**Problem to work on**.
What is the count of lines that hold the word "postdose"? Give only the number.

**Given records**.
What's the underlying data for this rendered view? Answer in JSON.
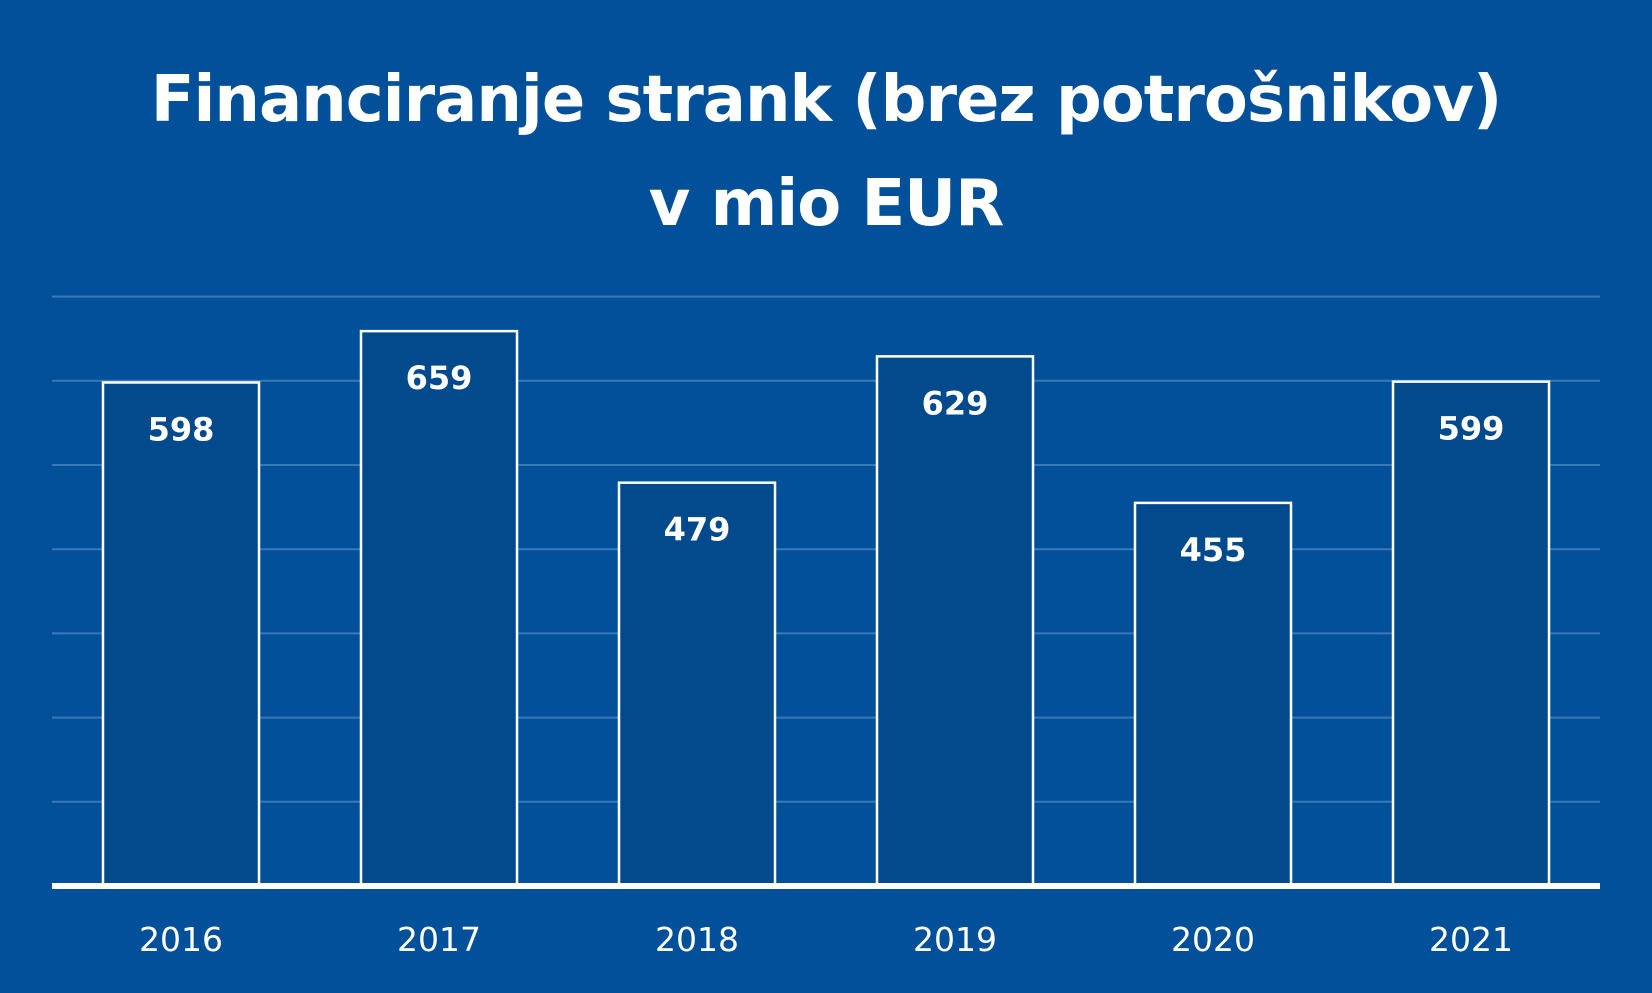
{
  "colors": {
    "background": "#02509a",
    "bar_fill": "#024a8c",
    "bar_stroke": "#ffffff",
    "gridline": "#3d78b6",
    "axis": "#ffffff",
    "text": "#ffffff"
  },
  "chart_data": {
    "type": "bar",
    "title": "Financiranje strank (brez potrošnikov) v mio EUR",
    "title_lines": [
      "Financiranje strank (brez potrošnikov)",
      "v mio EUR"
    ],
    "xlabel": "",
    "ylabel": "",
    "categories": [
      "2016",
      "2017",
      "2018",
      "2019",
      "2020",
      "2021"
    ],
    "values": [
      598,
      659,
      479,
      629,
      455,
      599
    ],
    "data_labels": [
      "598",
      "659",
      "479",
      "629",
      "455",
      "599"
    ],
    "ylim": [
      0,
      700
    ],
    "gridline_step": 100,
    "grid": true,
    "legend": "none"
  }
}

==

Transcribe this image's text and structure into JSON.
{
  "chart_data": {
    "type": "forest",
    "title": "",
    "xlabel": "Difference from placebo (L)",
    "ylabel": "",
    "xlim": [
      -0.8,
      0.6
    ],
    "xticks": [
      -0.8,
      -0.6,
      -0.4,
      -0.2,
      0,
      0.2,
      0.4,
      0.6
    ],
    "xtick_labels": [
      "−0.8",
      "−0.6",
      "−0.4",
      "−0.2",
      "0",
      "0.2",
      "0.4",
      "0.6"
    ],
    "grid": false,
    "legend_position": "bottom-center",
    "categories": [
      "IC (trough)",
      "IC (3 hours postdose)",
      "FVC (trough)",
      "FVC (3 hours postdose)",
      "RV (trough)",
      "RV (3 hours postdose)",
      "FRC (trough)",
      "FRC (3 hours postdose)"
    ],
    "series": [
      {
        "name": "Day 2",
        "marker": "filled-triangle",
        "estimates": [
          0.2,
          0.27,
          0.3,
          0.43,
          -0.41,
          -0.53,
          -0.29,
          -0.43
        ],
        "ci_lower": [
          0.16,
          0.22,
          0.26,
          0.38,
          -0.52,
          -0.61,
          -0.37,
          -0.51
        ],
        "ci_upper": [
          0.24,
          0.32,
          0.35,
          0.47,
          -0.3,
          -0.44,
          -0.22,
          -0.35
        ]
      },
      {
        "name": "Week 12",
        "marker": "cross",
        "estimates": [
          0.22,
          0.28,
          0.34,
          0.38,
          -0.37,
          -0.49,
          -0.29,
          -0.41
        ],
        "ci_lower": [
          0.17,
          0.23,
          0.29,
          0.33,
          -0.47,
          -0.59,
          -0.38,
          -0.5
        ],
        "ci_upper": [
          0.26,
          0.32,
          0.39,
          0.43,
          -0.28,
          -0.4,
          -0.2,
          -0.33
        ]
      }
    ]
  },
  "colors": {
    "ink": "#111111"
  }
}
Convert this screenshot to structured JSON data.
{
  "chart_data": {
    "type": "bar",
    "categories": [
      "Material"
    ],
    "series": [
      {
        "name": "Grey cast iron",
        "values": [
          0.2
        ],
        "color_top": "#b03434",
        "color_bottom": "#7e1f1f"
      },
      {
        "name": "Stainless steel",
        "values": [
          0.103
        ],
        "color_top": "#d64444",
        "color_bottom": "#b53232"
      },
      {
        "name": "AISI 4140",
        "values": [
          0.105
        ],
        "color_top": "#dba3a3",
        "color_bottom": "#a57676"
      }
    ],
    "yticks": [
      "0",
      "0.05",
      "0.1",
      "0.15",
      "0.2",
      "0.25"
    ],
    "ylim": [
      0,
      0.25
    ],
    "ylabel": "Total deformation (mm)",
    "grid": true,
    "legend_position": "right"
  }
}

**Response to the task**.
4